**Required task**
Return each line of the records with nothing changed, pictures excepted.

**Entries shown**
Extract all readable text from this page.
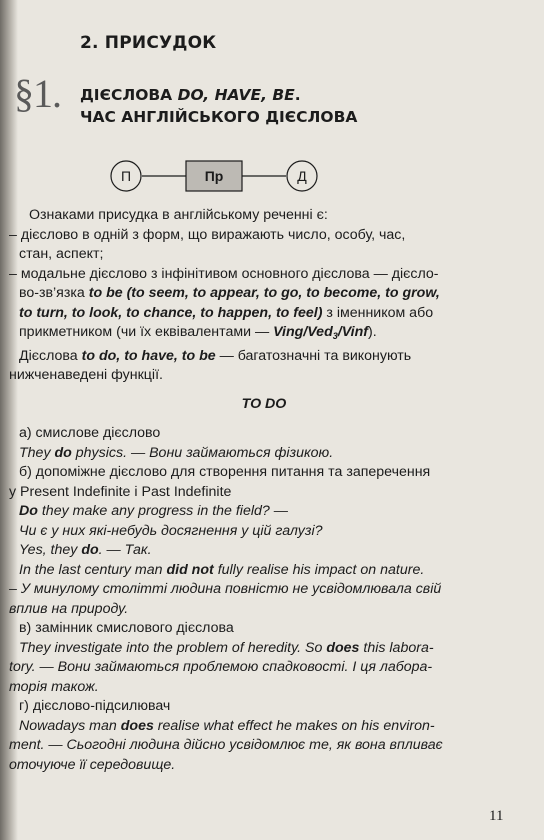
2. ПРИСУДОК
§1. ДІЄСЛОВА DO, HAVE, BE.
ЧАС АНГЛІЙСЬКОГО ДІЄСЛОВА
П	Пр	Д
Ознаками присудка в англійському реченні є:
– дієслово в одній з форм, що виражають число, особу, час,
стан, аспект;
– модальне дієслово з інфінітивом основного дієслова — дієсло-
во-зв’язка to be (to seem, to appear, to go, to become, to grow,
to turn, to look, to chance, to happen, to feel) з іменником або
прикметником (чи їх еквівалентами — Ving/Ved$_3$/Vinf).
Дієслова to do, to have, to be — багатозначні та виконують
нижченаведені функції.
TO DO
а) смислове дієслово
They do physics. — Вони займаються фізикою.
б) допоміжне дієслово для створення питання та заперечення
у Present Indefinite і Past Indefinite
Do they make any progress in the field? —
Чи є у них які-небудь досягнення у цій галузі?
Yes, they do. — Так.
In the last century man did not fully realise his impact on nature.
– У минулому столітті людина повністю не усвідомлювала свій
вплив на природу.
в) замінник смислового дієслова
They investigate into the problem of heredity. So does this labora-
tory. — Вони займаються проблемою спадковості. І ця лабора-
торія також.
г) дієслово-підсилювач
Nowadays man does realise what effect he makes on his environ-
ment. — Сьогодні людина дійсно усвідомлює те, як вона впливає
оточуюче її середовище.
11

**Response**
Extract all readable text from this page.
2. ПРИСУДОК
§1. ДІЄСЛОВА DO, HAVE, BE.
ЧАС АНГЛІЙСЬКОГО ДІЄСЛОВА
П	Пр	Д
Ознаками присудка в англійському реченні є:
– дієслово в одній з форм, що виражають число, особу, час,
стан, аспект;
– модальне дієслово з інфінітивом основного дієслова — дієсло-
во-зв’язка to be (to seem, to appear, to go, to become, to grow,
to turn, to look, to chance, to happen, to feel) з іменником або
прикметником (чи їх еквівалентами — Ving/Ved$_3$/Vinf).
Дієслова to do, to have, to be — багатозначні та виконують
нижченаведені функції.
TO DO
а) смислове дієслово
They do physics. — Вони займаються фізикою.
б) допоміжне дієслово для створення питання та заперечення
у Present Indefinite і Past Indefinite
Do they make any progress in the field? —
Чи є у них які-небудь досягнення у цій галузі?
Yes, they do. — Так.
In the last century man did not fully realise his impact on nature.
– У минулому столітті людина повністю не усвідомлювала свій
вплив на природу.
в) замінник смислового дієслова
They investigate into the problem of heredity. So does this labora-
tory. — Вони займаються проблемою спадковості. І ця лабора-
торія також.
г) дієслово-підсилювач
Nowadays man does realise what effect he makes on his environ-
ment. — Сьогодні людина дійсно усвідомлює те, як вона впливає
оточуюче її середовище.
11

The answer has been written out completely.